-- Start --
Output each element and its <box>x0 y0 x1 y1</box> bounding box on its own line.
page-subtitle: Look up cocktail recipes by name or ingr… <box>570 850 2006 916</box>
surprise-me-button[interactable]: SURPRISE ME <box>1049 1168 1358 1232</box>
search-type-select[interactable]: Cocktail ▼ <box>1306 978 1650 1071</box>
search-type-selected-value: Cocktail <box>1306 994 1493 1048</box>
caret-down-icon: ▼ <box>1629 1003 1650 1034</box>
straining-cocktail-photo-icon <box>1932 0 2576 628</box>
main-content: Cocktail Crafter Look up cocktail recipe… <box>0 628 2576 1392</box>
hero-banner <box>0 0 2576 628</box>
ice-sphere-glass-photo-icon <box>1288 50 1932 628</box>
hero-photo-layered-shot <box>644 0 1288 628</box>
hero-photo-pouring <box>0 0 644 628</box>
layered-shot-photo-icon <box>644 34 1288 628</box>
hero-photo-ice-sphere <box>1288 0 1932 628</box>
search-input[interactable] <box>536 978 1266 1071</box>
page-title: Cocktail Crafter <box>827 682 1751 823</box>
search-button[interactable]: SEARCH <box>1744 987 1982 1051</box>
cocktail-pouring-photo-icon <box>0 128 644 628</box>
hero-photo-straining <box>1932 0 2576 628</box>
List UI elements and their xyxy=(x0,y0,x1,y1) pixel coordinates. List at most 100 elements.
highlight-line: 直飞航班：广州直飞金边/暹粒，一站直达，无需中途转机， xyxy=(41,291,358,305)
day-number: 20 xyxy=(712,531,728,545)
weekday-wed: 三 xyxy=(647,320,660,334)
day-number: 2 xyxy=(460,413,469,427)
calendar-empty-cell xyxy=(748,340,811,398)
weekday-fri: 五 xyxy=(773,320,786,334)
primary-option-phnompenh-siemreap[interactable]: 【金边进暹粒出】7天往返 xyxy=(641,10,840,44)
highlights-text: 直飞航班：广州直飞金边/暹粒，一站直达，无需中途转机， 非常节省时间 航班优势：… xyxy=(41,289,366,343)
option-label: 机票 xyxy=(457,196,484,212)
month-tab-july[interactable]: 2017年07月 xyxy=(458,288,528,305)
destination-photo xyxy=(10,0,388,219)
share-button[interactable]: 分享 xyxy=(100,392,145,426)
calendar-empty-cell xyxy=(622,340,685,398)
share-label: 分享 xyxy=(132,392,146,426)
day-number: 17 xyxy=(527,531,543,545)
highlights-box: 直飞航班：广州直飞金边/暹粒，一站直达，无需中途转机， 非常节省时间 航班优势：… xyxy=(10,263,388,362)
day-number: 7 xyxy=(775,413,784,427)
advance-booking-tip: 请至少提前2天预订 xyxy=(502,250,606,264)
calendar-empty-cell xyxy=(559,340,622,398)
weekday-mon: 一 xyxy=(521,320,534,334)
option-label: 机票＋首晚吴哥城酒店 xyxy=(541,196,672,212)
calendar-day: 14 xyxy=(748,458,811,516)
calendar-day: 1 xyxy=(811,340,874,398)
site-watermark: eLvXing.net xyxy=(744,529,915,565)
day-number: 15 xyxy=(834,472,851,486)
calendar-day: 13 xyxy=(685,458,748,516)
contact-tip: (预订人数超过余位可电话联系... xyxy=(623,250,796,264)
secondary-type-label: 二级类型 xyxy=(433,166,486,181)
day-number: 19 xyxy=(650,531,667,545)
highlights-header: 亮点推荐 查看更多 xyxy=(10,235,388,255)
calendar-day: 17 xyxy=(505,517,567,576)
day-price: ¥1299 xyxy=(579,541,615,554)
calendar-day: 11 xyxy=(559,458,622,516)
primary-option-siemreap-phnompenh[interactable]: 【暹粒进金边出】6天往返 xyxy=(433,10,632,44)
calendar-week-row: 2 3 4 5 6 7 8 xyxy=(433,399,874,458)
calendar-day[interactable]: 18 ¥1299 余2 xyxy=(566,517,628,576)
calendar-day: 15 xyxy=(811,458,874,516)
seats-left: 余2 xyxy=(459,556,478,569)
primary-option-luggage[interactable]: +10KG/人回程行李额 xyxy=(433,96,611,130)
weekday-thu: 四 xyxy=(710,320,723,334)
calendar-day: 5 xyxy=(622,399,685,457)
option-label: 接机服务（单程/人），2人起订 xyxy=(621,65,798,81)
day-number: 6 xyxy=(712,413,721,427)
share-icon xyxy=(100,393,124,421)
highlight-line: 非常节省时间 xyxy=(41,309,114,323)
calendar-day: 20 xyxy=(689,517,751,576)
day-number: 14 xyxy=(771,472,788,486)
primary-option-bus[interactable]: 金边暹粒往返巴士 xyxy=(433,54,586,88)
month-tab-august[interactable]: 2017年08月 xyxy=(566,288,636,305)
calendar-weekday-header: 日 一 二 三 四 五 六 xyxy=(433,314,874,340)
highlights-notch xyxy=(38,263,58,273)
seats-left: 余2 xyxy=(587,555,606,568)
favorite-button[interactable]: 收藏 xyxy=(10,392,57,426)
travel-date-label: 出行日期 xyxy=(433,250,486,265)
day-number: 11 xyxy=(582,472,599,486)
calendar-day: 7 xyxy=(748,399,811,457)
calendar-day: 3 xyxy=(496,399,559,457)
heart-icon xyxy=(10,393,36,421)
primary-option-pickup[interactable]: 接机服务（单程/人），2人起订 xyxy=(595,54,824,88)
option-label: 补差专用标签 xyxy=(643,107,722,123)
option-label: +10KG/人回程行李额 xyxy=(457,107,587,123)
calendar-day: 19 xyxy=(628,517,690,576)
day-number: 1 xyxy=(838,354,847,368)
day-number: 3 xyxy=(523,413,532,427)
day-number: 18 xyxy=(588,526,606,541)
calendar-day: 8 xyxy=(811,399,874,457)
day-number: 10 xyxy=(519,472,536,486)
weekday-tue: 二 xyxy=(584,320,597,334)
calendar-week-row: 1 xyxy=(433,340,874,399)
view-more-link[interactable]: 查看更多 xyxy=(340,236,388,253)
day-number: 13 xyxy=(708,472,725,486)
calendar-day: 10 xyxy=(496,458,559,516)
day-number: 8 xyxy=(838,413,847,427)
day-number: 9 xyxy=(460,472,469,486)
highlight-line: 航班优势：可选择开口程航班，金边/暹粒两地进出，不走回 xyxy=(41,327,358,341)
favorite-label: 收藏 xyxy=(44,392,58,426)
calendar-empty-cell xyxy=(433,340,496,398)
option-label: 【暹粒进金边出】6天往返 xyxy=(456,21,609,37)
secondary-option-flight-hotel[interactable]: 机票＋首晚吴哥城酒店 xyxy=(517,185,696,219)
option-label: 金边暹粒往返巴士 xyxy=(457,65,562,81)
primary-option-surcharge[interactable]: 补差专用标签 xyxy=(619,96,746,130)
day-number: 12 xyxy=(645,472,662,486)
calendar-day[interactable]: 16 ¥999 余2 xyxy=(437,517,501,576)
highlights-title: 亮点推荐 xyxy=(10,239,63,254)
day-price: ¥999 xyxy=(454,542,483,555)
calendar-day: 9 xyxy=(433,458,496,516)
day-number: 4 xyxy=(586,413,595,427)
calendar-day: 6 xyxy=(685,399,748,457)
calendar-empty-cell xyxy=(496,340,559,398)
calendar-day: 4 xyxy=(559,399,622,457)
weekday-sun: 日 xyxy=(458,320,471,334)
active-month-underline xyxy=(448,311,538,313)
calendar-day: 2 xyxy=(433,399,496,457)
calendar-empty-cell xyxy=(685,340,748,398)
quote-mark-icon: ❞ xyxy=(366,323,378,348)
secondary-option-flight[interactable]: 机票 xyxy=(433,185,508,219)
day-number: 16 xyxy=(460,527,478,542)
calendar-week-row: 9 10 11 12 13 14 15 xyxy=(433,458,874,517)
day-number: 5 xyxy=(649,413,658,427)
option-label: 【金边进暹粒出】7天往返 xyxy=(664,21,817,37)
-- End --
**To be done**: Rewrite the listing above with every "calendar-empty-cell" replaced by "calendar-blank-cell", leaving everything else unchanged.

**Result of this task**:
Output each element and its <box>x0 y0 x1 y1</box> bounding box on its own line.
page-subtitle: Look up cocktail recipes by name or ingr… <box>570 850 2006 916</box>
surprise-me-button[interactable]: SURPRISE ME <box>1049 1168 1358 1232</box>
search-type-select[interactable]: Cocktail ▼ <box>1306 978 1650 1071</box>
search-type-selected-value: Cocktail <box>1306 994 1493 1048</box>
caret-down-icon: ▼ <box>1629 1003 1650 1034</box>
straining-cocktail-photo-icon <box>1932 0 2576 628</box>
main-content: Cocktail Crafter Look up cocktail recipe… <box>0 628 2576 1392</box>
hero-banner <box>0 0 2576 628</box>
ice-sphere-glass-photo-icon <box>1288 50 1932 628</box>
hero-photo-layered-shot <box>644 0 1288 628</box>
hero-photo-pouring <box>0 0 644 628</box>
layered-shot-photo-icon <box>644 34 1288 628</box>
hero-photo-ice-sphere <box>1288 0 1932 628</box>
search-input[interactable] <box>536 978 1266 1071</box>
page-title: Cocktail Crafter <box>827 682 1751 823</box>
search-button[interactable]: SEARCH <box>1744 987 1982 1051</box>
cocktail-pouring-photo-icon <box>0 128 644 628</box>
hero-photo-straining <box>1932 0 2576 628</box>
List UI elements and their xyxy=(x0,y0,x1,y1) pixel coordinates. List at most 100 elements.
highlight-line: 直飞航班：广州直飞金边/暹粒，一站直达，无需中途转机， xyxy=(41,291,358,305)
day-number: 20 xyxy=(712,531,728,545)
weekday-wed: 三 xyxy=(647,320,660,334)
day-number: 2 xyxy=(460,413,469,427)
calendar-blank-cell xyxy=(748,340,811,398)
weekday-fri: 五 xyxy=(773,320,786,334)
primary-option-phnompenh-siemreap[interactable]: 【金边进暹粒出】7天往返 xyxy=(641,10,840,44)
highlights-text: 直飞航班：广州直飞金边/暹粒，一站直达，无需中途转机， 非常节省时间 航班优势：… xyxy=(41,289,366,343)
option-label: 机票 xyxy=(457,196,484,212)
month-tab-july[interactable]: 2017年07月 xyxy=(458,288,528,305)
destination-photo xyxy=(10,0,388,219)
share-button[interactable]: 分享 xyxy=(100,392,145,426)
calendar-blank-cell xyxy=(622,340,685,398)
share-label: 分享 xyxy=(132,392,146,426)
day-number: 17 xyxy=(527,531,543,545)
highlights-box: 直飞航班：广州直飞金边/暹粒，一站直达，无需中途转机， 非常节省时间 航班优势：… xyxy=(10,263,388,362)
day-number: 7 xyxy=(775,413,784,427)
advance-booking-tip: 请至少提前2天预订 xyxy=(502,250,606,264)
calendar-blank-cell xyxy=(559,340,622,398)
weekday-mon: 一 xyxy=(521,320,534,334)
option-label: 机票＋首晚吴哥城酒店 xyxy=(541,196,672,212)
calendar-day: 14 xyxy=(748,458,811,516)
calendar-day: 1 xyxy=(811,340,874,398)
site-watermark: eLvXing.net xyxy=(744,529,915,565)
day-number: 15 xyxy=(834,472,851,486)
calendar-day: 13 xyxy=(685,458,748,516)
contact-tip: (预订人数超过余位可电话联系... xyxy=(623,250,796,264)
secondary-type-label: 二级类型 xyxy=(433,166,486,181)
day-number: 19 xyxy=(650,531,667,545)
highlights-header: 亮点推荐 查看更多 xyxy=(10,235,388,255)
calendar-day: 17 xyxy=(505,517,567,576)
day-price: ¥1299 xyxy=(579,541,615,554)
calendar-day: 11 xyxy=(559,458,622,516)
primary-option-siemreap-phnompenh[interactable]: 【暹粒进金边出】6天往返 xyxy=(433,10,632,44)
calendar-week-row: 2 3 4 5 6 7 8 xyxy=(433,399,874,458)
calendar-day[interactable]: 18 ¥1299 余2 xyxy=(566,517,628,576)
calendar-day: 15 xyxy=(811,458,874,516)
seats-left: 余2 xyxy=(459,556,478,569)
primary-option-luggage[interactable]: +10KG/人回程行李额 xyxy=(433,96,611,130)
weekday-thu: 四 xyxy=(710,320,723,334)
calendar-day: 5 xyxy=(622,399,685,457)
option-label: 接机服务（单程/人），2人起订 xyxy=(621,65,798,81)
day-number: 6 xyxy=(712,413,721,427)
share-icon xyxy=(100,393,124,421)
highlight-line: 非常节省时间 xyxy=(41,309,114,323)
calendar-day: 20 xyxy=(689,517,751,576)
day-number: 14 xyxy=(771,472,788,486)
primary-option-bus[interactable]: 金边暹粒往返巴士 xyxy=(433,54,586,88)
month-tab-august[interactable]: 2017年08月 xyxy=(566,288,636,305)
calendar-weekday-header: 日 一 二 三 四 五 六 xyxy=(433,314,874,340)
highlights-notch xyxy=(38,263,58,273)
seats-left: 余2 xyxy=(587,555,606,568)
favorite-button[interactable]: 收藏 xyxy=(10,392,57,426)
travel-date-label: 出行日期 xyxy=(433,250,486,265)
day-number: 11 xyxy=(582,472,599,486)
calendar-day: 7 xyxy=(748,399,811,457)
calendar-day: 3 xyxy=(496,399,559,457)
heart-icon xyxy=(10,393,36,421)
primary-option-pickup[interactable]: 接机服务（单程/人），2人起订 xyxy=(595,54,824,88)
option-label: 补差专用标签 xyxy=(643,107,722,123)
option-label: +10KG/人回程行李额 xyxy=(457,107,587,123)
calendar-day: 19 xyxy=(628,517,690,576)
day-number: 1 xyxy=(838,354,847,368)
day-number: 3 xyxy=(523,413,532,427)
day-number: 18 xyxy=(588,526,606,541)
calendar-day: 8 xyxy=(811,399,874,457)
day-number: 10 xyxy=(519,472,536,486)
weekday-tue: 二 xyxy=(584,320,597,334)
calendar-week-row: 1 xyxy=(433,340,874,399)
view-more-link[interactable]: 查看更多 xyxy=(340,236,388,253)
day-number: 13 xyxy=(708,472,725,486)
calendar-day: 10 xyxy=(496,458,559,516)
day-number: 8 xyxy=(838,413,847,427)
day-number: 9 xyxy=(460,472,469,486)
highlight-line: 航班优势：可选择开口程航班，金边/暹粒两地进出，不走回 xyxy=(41,327,358,341)
favorite-label: 收藏 xyxy=(44,392,58,426)
calendar-blank-cell xyxy=(433,340,496,398)
option-label: 【暹粒进金边出】6天往返 xyxy=(456,21,609,37)
secondary-option-flight-hotel[interactable]: 机票＋首晚吴哥城酒店 xyxy=(517,185,696,219)
option-label: 金边暹粒往返巴士 xyxy=(457,65,562,81)
primary-option-surcharge[interactable]: 补差专用标签 xyxy=(619,96,746,130)
day-number: 12 xyxy=(645,472,662,486)
calendar-day[interactable]: 16 ¥999 余2 xyxy=(437,517,501,576)
highlights-title: 亮点推荐 xyxy=(10,239,63,254)
day-price: ¥999 xyxy=(454,542,483,555)
calendar-day: 9 xyxy=(433,458,496,516)
day-number: 4 xyxy=(586,413,595,427)
calendar-day: 6 xyxy=(685,399,748,457)
calendar-blank-cell xyxy=(496,340,559,398)
calendar-day: 4 xyxy=(559,399,622,457)
weekday-sun: 日 xyxy=(458,320,471,334)
active-month-underline xyxy=(448,311,538,313)
calendar-day: 2 xyxy=(433,399,496,457)
calendar-blank-cell xyxy=(685,340,748,398)
quote-mark-icon: ❞ xyxy=(366,323,378,348)
secondary-option-flight[interactable]: 机票 xyxy=(433,185,508,219)
day-number: 16 xyxy=(460,527,478,542)
calendar-week-row: 9 10 11 12 13 14 15 xyxy=(433,458,874,517)
day-number: 5 xyxy=(649,413,658,427)
option-label: 【金边进暹粒出】7天往返 xyxy=(664,21,817,37)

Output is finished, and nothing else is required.